[INPUT RECORDS start]

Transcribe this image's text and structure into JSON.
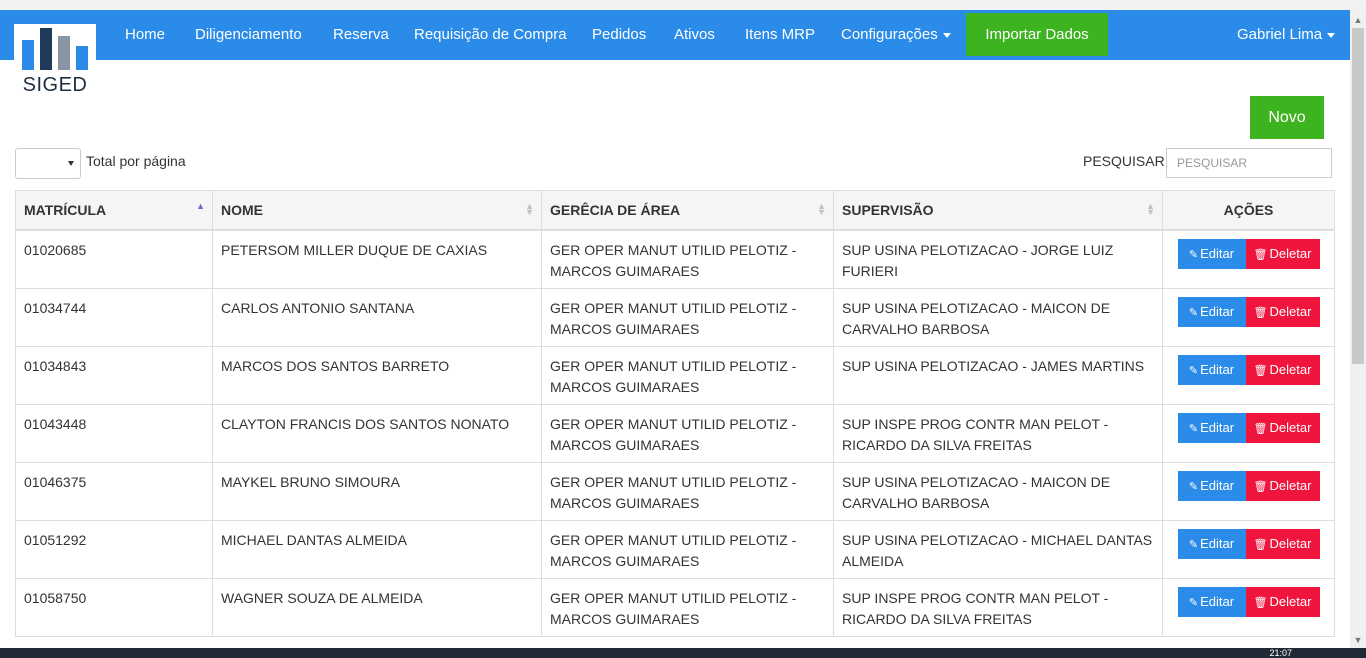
{
  "app": {
    "logo_text": "SIGED"
  },
  "nav": {
    "items": [
      "Home",
      "Diligenciamento",
      "Reserva",
      "Requisição de Compra",
      "Pedidos",
      "Ativos",
      "Itens MRP",
      "Configurações"
    ],
    "import_label": "Importar Dados",
    "user": "Gabriel Lima"
  },
  "toolbar": {
    "new_label": "Novo",
    "per_page_label": "Total por página",
    "search_label": "PESQUISAR:",
    "search_placeholder": "PESQUISAR",
    "search_value": ""
  },
  "table": {
    "headers": [
      "MATRÍCULA",
      "NOME",
      "GERÊCIA DE ÁREA",
      "SUPERVISÃO",
      "AÇÕES"
    ],
    "edit_label": "Editar",
    "delete_label": "Deletar",
    "rows": [
      {
        "matricula": "01020685",
        "nome": "PETERSOM MILLER DUQUE DE CAXIAS",
        "gerencia": "GER OPER MANUT UTILID PELOTIZ - MARCOS GUIMARAES",
        "supervisao": "SUP USINA PELOTIZACAO - JORGE LUIZ FURIERI"
      },
      {
        "matricula": "01034744",
        "nome": "CARLOS ANTONIO SANTANA",
        "gerencia": "GER OPER MANUT UTILID PELOTIZ - MARCOS GUIMARAES",
        "supervisao": "SUP USINA PELOTIZACAO - MAICON DE CARVALHO BARBOSA"
      },
      {
        "matricula": "01034843",
        "nome": "MARCOS DOS SANTOS BARRETO",
        "gerencia": "GER OPER MANUT UTILID PELOTIZ - MARCOS GUIMARAES",
        "supervisao": "SUP USINA PELOTIZACAO - JAMES MARTINS"
      },
      {
        "matricula": "01043448",
        "nome": "CLAYTON FRANCIS DOS SANTOS NONATO",
        "gerencia": "GER OPER MANUT UTILID PELOTIZ - MARCOS GUIMARAES",
        "supervisao": "SUP INSPE PROG CONTR MAN PELOT - RICARDO DA SILVA FREITAS"
      },
      {
        "matricula": "01046375",
        "nome": "MAYKEL BRUNO SIMOURA",
        "gerencia": "GER OPER MANUT UTILID PELOTIZ - MARCOS GUIMARAES",
        "supervisao": "SUP USINA PELOTIZACAO - MAICON DE CARVALHO BARBOSA"
      },
      {
        "matricula": "01051292",
        "nome": "MICHAEL DANTAS ALMEIDA",
        "gerencia": "GER OPER MANUT UTILID PELOTIZ - MARCOS GUIMARAES",
        "supervisao": "SUP USINA PELOTIZACAO - MICHAEL DANTAS ALMEIDA"
      },
      {
        "matricula": "01058750",
        "nome": "WAGNER SOUZA DE ALMEIDA",
        "gerencia": "GER OPER MANUT UTILID PELOTIZ - MARCOS GUIMARAES",
        "supervisao": "SUP INSPE PROG CONTR MAN PELOT - RICARDO DA SILVA FREITAS"
      }
    ]
  },
  "system": {
    "clock": "21:07"
  },
  "colors": {
    "navbar": "#2b8be8",
    "accent_green": "#3cb31f",
    "delete_red": "#f0153d"
  }
}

[INPUT RECORDS end]

→ WORK REQUIRED
Find how many lines of the material carry the string "matricula". Only the number should be in the answer.

→ THE RESULT
7